WRITTEN INSTRUCTION: Return all the data below as it stands, minus the pictures.
** START **
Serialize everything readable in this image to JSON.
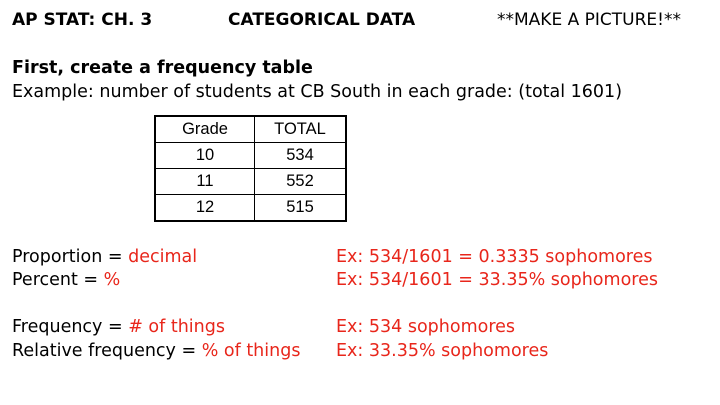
{
  "header": {
    "left": "AP STAT: CH. 3",
    "center": "CATEGORICAL DATA",
    "right": "**MAKE A PICTURE!**"
  },
  "subtitle": "First, create a frequency table",
  "example_text": "Example: number of students at CB South in each grade: (total 1601)",
  "table": {
    "headers": [
      "Grade",
      "TOTAL"
    ],
    "rows": [
      [
        "10",
        "534"
      ],
      [
        "11",
        "552"
      ],
      [
        "12",
        "515"
      ]
    ]
  },
  "definitions": [
    {
      "term": "Proportion = ",
      "meaning": "decimal",
      "example": "Ex: 534/1601 = 0.3335 sophomores"
    },
    {
      "term": "Percent = ",
      "meaning": "%",
      "example": "Ex: 534/1601 = 33.35% sophomores"
    },
    {
      "term": "Frequency = ",
      "meaning": "# of things",
      "example": "Ex: 534 sophomores"
    },
    {
      "term": "Relative frequency = ",
      "meaning": "% of things",
      "example": "Ex: 33.35% sophomores"
    }
  ],
  "colors": {
    "accent_red": "#e8261b"
  }
}
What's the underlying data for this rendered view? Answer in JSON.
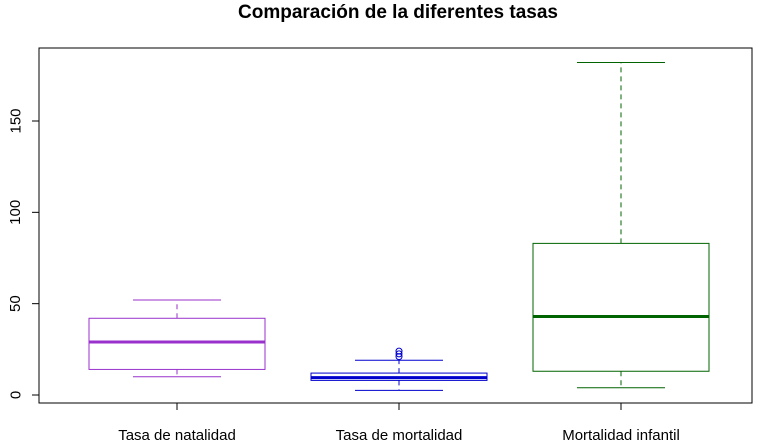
{
  "chart_data": {
    "type": "box",
    "title": "Comparación de la diferentes tasas",
    "xlabel": "",
    "ylabel": "",
    "ylim": [
      -4,
      188
    ],
    "yticks": [
      "0",
      "50",
      "100",
      "150"
    ],
    "categories": [
      "Tasa de natalidad",
      "Tasa de mortalidad",
      "Mortalidad infantil"
    ],
    "series": [
      {
        "color": "#9932CC",
        "whisker_low": 10,
        "q1": 14,
        "median": 29,
        "q3": 42,
        "whisker_high": 52,
        "outliers": []
      },
      {
        "color": "#0000CD",
        "whisker_low": 2.5,
        "q1": 8,
        "median": 9.5,
        "q3": 12,
        "whisker_high": 19,
        "outliers": [
          21,
          22.5,
          24
        ]
      },
      {
        "color": "#006400",
        "whisker_low": 4,
        "q1": 13,
        "median": 43,
        "q3": 83,
        "whisker_high": 182,
        "outliers": []
      }
    ],
    "grid": false,
    "legend": "none"
  }
}
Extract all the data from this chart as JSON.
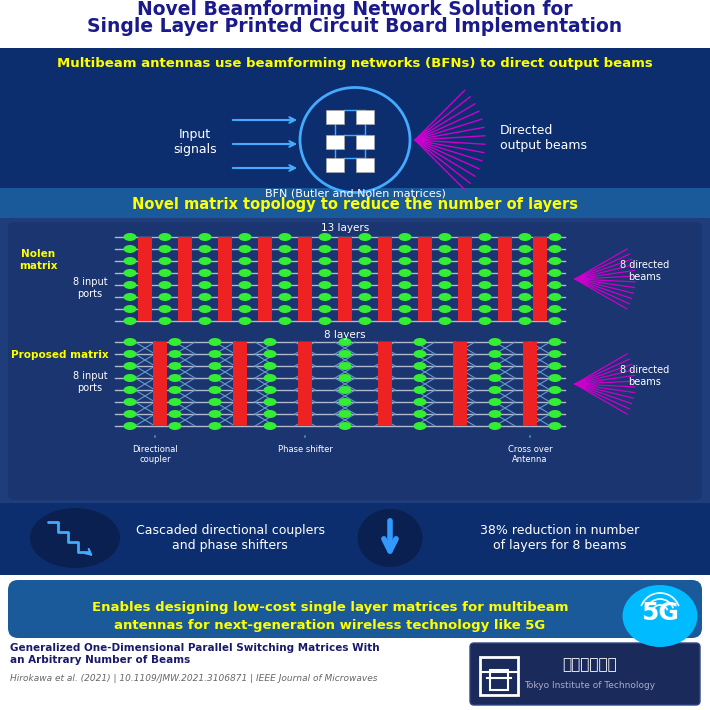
** END **
EXPECTED OUTPUT:
Serialize everything readable in this image to JSON.
{
  "header": {
    "left": "AP STAT: CH. 3",
    "center": "CATEGORICAL DATA",
    "right": "**MAKE A PICTURE!**"
  },
  "subtitle": "First, create a frequency table",
  "example_text": "Example: number of students at CB South in each grade: (total 1601)",
  "table": {
    "headers": [
      "Grade",
      "TOTAL"
    ],
    "rows": [
      [
        "10",
        "534"
      ],
      [
        "11",
        "552"
      ],
      [
        "12",
        "515"
      ]
    ]
  },
  "definitions": [
    {
      "term": "Proportion = ",
      "meaning": "decimal",
      "example": "Ex: 534/1601 = 0.3335 sophomores"
    },
    {
      "term": "Percent = ",
      "meaning": "%",
      "example": "Ex: 534/1601 = 33.35% sophomores"
    },
    {
      "term": "Frequency = ",
      "meaning": "# of things",
      "example": "Ex: 534 sophomores"
    },
    {
      "term": "Relative frequency = ",
      "meaning": "% of things",
      "example": "Ex: 33.35% sophomores"
    }
  ],
  "colors": {
    "accent_red": "#e8261b"
  }
}
What's the underlying data for this rendered view? Answer in JSON.
{
  "chart_data": {
    "type": "box",
    "title": "Comparación de la diferentes tasas",
    "xlabel": "",
    "ylabel": "",
    "ylim": [
      -4,
      188
    ],
    "yticks": [
      "0",
      "50",
      "100",
      "150"
    ],
    "categories": [
      "Tasa de natalidad",
      "Tasa de mortalidad",
      "Mortalidad infantil"
    ],
    "series": [
      {
        "color": "#9932CC",
        "whisker_low": 10,
        "q1": 14,
        "median": 29,
        "q3": 42,
        "whisker_high": 52,
        "outliers": []
      },
      {
        "color": "#0000CD",
        "whisker_low": 2.5,
        "q1": 8,
        "median": 9.5,
        "q3": 12,
        "whisker_high": 19,
        "outliers": [
          21,
          22.5,
          24
        ]
      },
      {
        "color": "#006400",
        "whisker_low": 4,
        "q1": 13,
        "median": 43,
        "q3": 83,
        "whisker_high": 182,
        "outliers": []
      }
    ],
    "grid": false,
    "legend": "none"
  }
}
Extract all the data from this chart as JSON.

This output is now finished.